*RECORDED DATA*
□ □ □ □ □
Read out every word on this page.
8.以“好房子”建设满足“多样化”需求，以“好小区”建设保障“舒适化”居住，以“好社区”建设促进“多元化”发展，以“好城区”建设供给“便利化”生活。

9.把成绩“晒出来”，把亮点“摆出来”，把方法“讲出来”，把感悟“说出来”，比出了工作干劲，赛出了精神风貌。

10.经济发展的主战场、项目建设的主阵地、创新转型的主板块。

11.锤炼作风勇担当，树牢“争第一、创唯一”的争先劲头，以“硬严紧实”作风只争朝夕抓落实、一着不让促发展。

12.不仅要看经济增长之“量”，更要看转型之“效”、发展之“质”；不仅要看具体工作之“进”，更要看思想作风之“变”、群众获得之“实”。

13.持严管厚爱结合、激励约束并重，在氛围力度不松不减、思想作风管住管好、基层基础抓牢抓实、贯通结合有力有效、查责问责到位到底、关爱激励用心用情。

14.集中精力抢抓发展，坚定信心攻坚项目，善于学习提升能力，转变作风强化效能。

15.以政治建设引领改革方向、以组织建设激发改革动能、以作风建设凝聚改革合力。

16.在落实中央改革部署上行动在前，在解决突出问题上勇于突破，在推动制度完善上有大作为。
□ □ □ □ □
*WHAT IS EXPECTED*
Take the entries and copy them out exactly.

*REPLY*
Read out every word on this page.
8.以“好房子”建设满足“多样化”需求，以“好小区”建设保障“舒适化”居住，以“好社区”建设促进“多元化”发展，以“好城区”建设供给“便利化”生活。

9.把成绩“晒出来”，把亮点“摆出来”，把方法“讲出来”，把感悟“说出来”，比出了工作干劲，赛出了精神风貌。

10.经济发展的主战场、项目建设的主阵地、创新转型的主板块。

11.锤炼作风勇担当，树牢“争第一、创唯一”的争先劲头，以“硬严紧实”作风只争朝夕抓落实、一着不让促发展。

12.不仅要看经济增长之“量”，更要看转型之“效”、发展之“质”；不仅要看具体工作之“进”，更要看思想作风之“变”、群众获得之“实”。

13.持严管厚爱结合、激励约束并重，在氛围力度不松不减、思想作风管住管好、基层基础抓牢抓实、贯通结合有力有效、查责问责到位到底、关爱激励用心用情。

14.集中精力抢抓发展，坚定信心攻坚项目，善于学习提升能力，转变作风强化效能。

15.以政治建设引领改革方向、以组织建设激发改革动能、以作风建设凝聚改革合力。

16.在落实中央改革部署上行动在前，在解决突出问题上勇于突破，在推动制度完善上有大作为。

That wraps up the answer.